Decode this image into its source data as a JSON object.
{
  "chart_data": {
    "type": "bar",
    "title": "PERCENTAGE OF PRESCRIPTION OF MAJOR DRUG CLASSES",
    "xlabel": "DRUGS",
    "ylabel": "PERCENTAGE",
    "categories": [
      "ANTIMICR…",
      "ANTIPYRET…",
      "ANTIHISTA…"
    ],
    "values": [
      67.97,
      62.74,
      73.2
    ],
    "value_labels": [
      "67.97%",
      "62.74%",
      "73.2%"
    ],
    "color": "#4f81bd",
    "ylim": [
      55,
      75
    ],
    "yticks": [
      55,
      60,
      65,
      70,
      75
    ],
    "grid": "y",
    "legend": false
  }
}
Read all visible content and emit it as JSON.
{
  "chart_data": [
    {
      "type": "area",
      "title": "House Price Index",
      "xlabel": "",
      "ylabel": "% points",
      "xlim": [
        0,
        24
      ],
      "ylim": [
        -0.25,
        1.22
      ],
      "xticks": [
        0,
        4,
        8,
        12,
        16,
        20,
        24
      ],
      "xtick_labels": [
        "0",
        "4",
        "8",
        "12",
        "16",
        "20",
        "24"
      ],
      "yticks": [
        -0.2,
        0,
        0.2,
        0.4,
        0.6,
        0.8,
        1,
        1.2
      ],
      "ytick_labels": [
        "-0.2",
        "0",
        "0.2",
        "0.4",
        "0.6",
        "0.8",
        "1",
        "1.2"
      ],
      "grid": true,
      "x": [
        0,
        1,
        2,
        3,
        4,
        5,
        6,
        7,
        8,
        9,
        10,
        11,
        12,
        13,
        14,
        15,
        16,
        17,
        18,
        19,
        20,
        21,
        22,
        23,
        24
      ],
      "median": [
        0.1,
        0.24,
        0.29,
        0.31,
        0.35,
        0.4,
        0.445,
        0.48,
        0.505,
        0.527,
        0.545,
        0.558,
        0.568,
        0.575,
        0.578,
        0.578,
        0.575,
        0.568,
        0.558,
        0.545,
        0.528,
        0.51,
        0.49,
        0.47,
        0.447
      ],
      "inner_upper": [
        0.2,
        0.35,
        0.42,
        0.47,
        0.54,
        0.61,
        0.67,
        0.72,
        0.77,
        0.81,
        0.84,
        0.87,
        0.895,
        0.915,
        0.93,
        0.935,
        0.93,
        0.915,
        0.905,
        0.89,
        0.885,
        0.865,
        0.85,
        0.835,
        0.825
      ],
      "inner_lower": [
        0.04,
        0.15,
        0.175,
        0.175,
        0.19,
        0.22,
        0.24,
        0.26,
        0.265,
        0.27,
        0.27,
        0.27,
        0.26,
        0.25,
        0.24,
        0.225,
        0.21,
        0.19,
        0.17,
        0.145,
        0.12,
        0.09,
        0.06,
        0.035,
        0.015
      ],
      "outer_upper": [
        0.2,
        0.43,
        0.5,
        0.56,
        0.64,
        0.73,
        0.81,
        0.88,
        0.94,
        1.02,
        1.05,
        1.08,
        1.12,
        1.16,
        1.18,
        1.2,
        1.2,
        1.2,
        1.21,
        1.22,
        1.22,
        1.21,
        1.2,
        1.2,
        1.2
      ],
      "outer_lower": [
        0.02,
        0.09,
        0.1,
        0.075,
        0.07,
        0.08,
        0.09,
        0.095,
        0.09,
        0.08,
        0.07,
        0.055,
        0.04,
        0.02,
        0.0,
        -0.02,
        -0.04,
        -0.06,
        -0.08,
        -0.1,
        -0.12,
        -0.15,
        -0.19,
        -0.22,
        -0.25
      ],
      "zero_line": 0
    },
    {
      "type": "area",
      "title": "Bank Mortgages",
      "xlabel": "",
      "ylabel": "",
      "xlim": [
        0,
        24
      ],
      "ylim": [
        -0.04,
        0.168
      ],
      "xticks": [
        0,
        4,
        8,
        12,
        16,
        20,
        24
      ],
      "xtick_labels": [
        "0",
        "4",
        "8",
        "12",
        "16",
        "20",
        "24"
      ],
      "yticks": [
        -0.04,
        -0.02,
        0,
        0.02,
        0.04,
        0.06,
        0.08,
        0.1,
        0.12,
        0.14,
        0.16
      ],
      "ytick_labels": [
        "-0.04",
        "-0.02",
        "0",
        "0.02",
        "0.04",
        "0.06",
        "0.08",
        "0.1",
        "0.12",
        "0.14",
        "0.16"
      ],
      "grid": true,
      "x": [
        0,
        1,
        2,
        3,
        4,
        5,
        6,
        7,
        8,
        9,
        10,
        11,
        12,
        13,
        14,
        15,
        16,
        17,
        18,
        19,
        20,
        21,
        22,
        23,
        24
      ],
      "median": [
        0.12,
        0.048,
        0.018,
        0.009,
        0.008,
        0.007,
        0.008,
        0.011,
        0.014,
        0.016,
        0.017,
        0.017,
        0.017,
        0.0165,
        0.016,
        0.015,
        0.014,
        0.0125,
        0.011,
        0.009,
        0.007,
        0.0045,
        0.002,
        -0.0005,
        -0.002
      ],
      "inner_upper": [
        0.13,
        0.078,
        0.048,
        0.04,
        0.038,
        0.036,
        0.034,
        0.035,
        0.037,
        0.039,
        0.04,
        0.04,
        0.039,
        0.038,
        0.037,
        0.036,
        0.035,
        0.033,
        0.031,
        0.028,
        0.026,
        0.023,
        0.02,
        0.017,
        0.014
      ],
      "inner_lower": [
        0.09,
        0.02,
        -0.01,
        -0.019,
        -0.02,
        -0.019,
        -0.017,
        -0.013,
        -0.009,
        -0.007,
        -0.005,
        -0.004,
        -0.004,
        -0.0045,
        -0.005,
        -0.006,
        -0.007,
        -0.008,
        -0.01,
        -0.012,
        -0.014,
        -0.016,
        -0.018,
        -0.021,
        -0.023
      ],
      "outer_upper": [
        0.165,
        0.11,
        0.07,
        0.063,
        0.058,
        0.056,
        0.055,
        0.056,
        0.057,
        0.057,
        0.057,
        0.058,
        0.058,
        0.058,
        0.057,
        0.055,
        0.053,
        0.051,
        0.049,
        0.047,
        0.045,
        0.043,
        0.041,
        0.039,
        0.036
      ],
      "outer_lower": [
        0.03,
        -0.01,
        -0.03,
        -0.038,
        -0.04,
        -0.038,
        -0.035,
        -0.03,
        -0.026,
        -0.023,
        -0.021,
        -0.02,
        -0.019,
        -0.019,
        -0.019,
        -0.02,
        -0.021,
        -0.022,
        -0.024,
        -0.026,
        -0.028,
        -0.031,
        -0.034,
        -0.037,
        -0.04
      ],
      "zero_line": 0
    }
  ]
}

- [Exercise instructions]
Among the lines above, how many contain the string "JSON"? State the number alone.

- [Result of the task]
2